◆ AIM OF THE TASK ◆
In the data that follows, count the lines in which the word "экспертизе" occurs, and report that figure alone.

◆ DATA RECORDS ◆
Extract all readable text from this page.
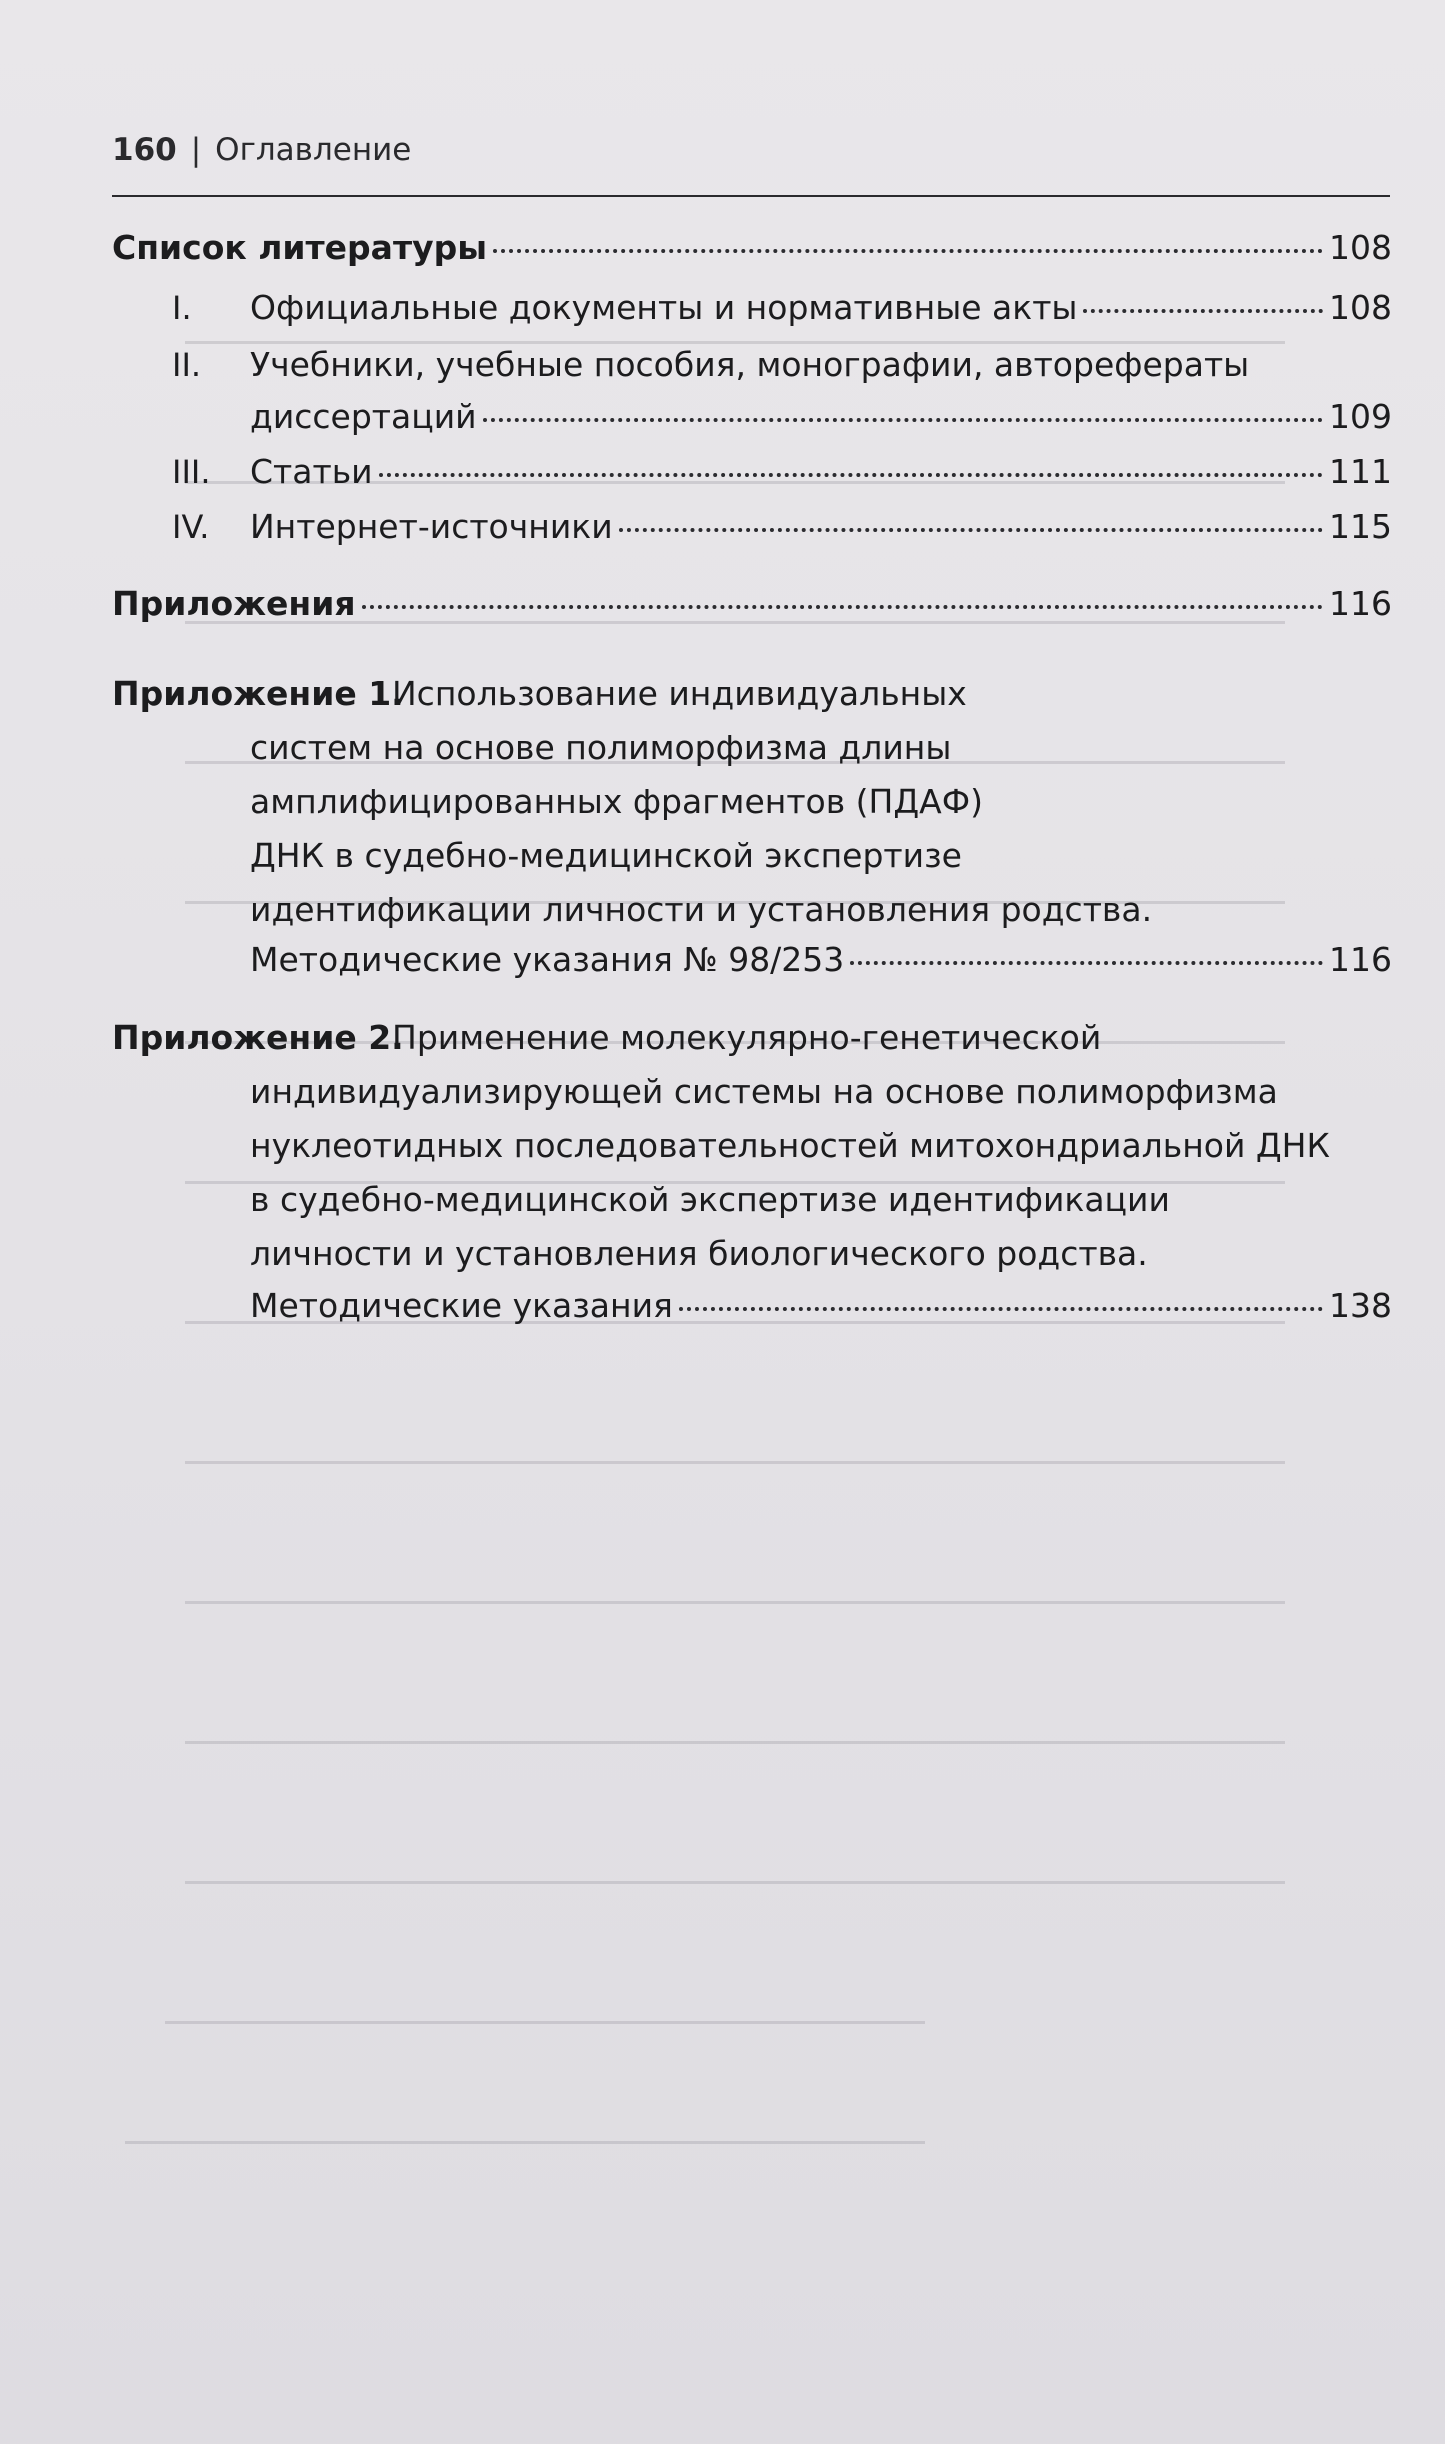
160 | Оглавление
Список литературы	108
I. Официальные документы и нормативные акты	108
II. Учебники, учебные пособия, монографии, авторефераты
диссертаций	109
III. Статьи	111
IV. Интернет-источники	115
Приложения	116
Приложение 1.
Использование индивидуальных
систем на основе полиморфизма длины
амплифицированных фрагментов (ПДАФ)
ДНК в судебно-медицинской экспертизе
идентификации личности и установления родства.
Методические указания № 98/253	116
Приложение 2.
Применение молекулярно-генетической
индивидуализирующей системы на основе полиморфизма
нуклеотидных последовательностей митохондриальной ДНК
в судебно-медицинской экспертизе идентификации
личности и установления биологического родства.
Методические указания	138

◆ EXPECTED ANSWER ◆
2